Когда я был маленьким мальчиком, когда мне было пять или шесть лет, меня сложно было назвать одаренным ребенком, однако я любил рисовать разные картинки. На них были дома, вазы с цветами, цыганские караваны, карусели и кладбища (возможно, из-за того что первая мировая тогда только-только закончилась). Потом, когда я стал чуть постарше, я мастерил чудесные, остроносые игрушечные яхты. Я вырезал их перочинным ножиком из нежной древесины сосен, росших на горе Бондон. Вместе с Джорджио и Пало Графферами мы строили фуникулеры, которые тянулись порой больше чем на двести метров, соединяя дома на реке Адидже с вершиной холма Досс Трент, мотки лески мы нашли тогда в подвале у Графферов, должно быть там она осталась от отступающих австрийских войск. А еще позже, когда мне исполнилось девять, я делал барометры и деревянные телескопы в плотницкой мастерской моего дяди Макса, но ни барометры ни телескопы естественно не работали, несмотря на все те детальные чертежи, которые я тогда рисовал сам для этих устройств. Для меня всегда казалось самым естественным занятием на свете, это мое стремление рисовать и конструировать различные штуки.
Мне кажется, что я никогда не замечал разницу в процессах рисования устройства, создания его или использования, или даже в том делал ли я что-либо сам или в компании других ребят. Если мне хотелось сделать кораблик, я и рисовал и строил его сам, и я же становился тем капитаном, что отважно вел его в просторы Тихого океана, защищал его от смертельных атоллов, проводил его вдоль кораловых пляжей; так же когда мы собирались вместе, и нам хотелось построить фуникулер, мы же его и рисовали, мастерили и мы же были его «пассажирами». А когда мы делали все эти штуки, нам и в голову не приходило кому-нибудь показывать модели наших проектов, в нас не было этого тщеславия, чувства власти, которую мы получали от осознания тех вещей, на которые мы в принципе были бы способны. Ни я ни мы не ощущали себя ни дизайнерами, ни художникам, ни инженерами перед лицом публики. Мы не обращали внимания на интересы потребителя или стороннего наблюдателя, и не искали согласия или несогласия или чего либо еще, чего не было только в нас самих.
Смысл всего что мы делали заключался в поглощении этим самым занятием, в желании заниматься этим делом, и все что мы в итоге сделали оставалось в итоге внутри это одной необыкновенной жизненной сферы. Дизайн и был самой жизнью, дизайн творился целыми днями от заката до рассвета, он заключался и в ночном ожидании следующего дня, и в интересе к тому миру что окружал нас, в материалах и огнях, расстояниях и весах, сопротивлении, хрупкости, пользе и потреблении, рождении и смерти...
Теперь, когда я стар, мне дают проектировать электронные машины и машины из стали, с мерцающими фосфоресцентными огоньками и звуками, и кто знает чего в этом больше - цинизма или иронии: теперь мне позволяется проектировать лишь ту мебель что можно продать, мебель, которую, как говорят, полезна для общества, а так же другие вещи которые продаются «по низким ценам», и проектировать их так, чтобы можно было продать эти вещи как можно в больших количествах. Теперь мне платят за этот дизайн. Немного, но все же платят. Теперь они ищут меня и ждут от меня новых моделей, идей и решений, которые найдут себе место бог знает где.

◆ Перечень
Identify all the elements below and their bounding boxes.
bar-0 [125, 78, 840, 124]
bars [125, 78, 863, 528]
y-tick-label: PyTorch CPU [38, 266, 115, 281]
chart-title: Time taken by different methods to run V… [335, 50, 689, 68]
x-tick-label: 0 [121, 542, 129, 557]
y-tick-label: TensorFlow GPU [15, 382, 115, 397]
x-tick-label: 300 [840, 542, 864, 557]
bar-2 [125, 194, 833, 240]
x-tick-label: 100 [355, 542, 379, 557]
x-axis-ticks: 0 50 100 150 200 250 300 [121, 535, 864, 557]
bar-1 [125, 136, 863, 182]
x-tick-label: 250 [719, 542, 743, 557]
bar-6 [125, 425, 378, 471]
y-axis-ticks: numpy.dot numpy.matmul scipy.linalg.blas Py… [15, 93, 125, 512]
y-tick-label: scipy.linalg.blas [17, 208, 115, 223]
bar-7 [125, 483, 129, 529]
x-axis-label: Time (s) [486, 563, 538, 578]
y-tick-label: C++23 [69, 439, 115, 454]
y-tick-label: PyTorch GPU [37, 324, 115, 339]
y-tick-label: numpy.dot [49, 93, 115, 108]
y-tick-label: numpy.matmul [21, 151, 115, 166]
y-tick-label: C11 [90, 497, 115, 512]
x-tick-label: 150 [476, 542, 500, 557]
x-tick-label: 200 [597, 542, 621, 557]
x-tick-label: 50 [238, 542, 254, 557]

◆ Список задач
• a. Перепишите весь перечень, заменив «x-tick-label» на «x-label». Больше ничего не меняйте.
• b. Продолжите текст о детских поделках и работе дизайнера, начиная сразу после его последнего предложения.

◆ Результаты заданий
• a.
Identify all the elements below and their bounding boxes.
bar-0 [125, 78, 840, 124]
bars [125, 78, 863, 528]
y-tick-label: PyTorch CPU [38, 266, 115, 281]
chart-title: Time taken by different methods to run V… [335, 50, 689, 68]
x-label: 0 [121, 542, 129, 557]
y-tick-label: TensorFlow GPU [15, 382, 115, 397]
x-label: 300 [840, 542, 864, 557]
bar-2 [125, 194, 833, 240]
x-label: 100 [355, 542, 379, 557]
x-axis-ticks: 0 50 100 150 200 250 300 [121, 535, 864, 557]
bar-1 [125, 136, 863, 182]
x-label: 250 [719, 542, 743, 557]
bar-6 [125, 425, 378, 471]
y-axis-ticks: numpy.dot numpy.matmul scipy.linalg.blas Py… [15, 93, 125, 512]
y-tick-label: scipy.linalg.blas [17, 208, 115, 223]
bar-7 [125, 483, 129, 529]
x-axis-label: Time (s) [486, 563, 538, 578]
y-tick-label: C++23 [69, 439, 115, 454]
y-tick-label: PyTorch GPU [37, 324, 115, 339]
y-tick-label: numpy.dot [49, 93, 115, 108]
y-tick-label: numpy.matmul [21, 151, 115, 166]
y-tick-label: C11 [90, 497, 115, 512]
x-label: 150 [476, 542, 500, 557]
x-label: 200 [597, 542, 621, 557]
x-label: 50 [238, 542, 254, 557]

• b.
Теперь все поменялось. Вещи, что делаю я (сам или с помощью коллег), как-то преобразились, и способ, которым они исполнены тоже изменился, потому что в определенный момент все мы попрощались с этой зеленой планетой, звонкими временами года, с камнями, пылью, листвой, прудами и стрекозами, простились со знойными солнечными днями, мертвыми собаками на краю дороги, тенями в лесу, подобными доисторическим драконам. И сейчас я чувствую, что творю сидя в бункере наполненном приглушенным искусственным светом и кондиционированным воздухом, за ламинированным белым столом, устроившись на серебрянном пластиковом кресле, капитан космического корабля, летящего со скоростью тысячи миль в час, распластанный на своем сиденье - летящий, но не способный пошевелиться.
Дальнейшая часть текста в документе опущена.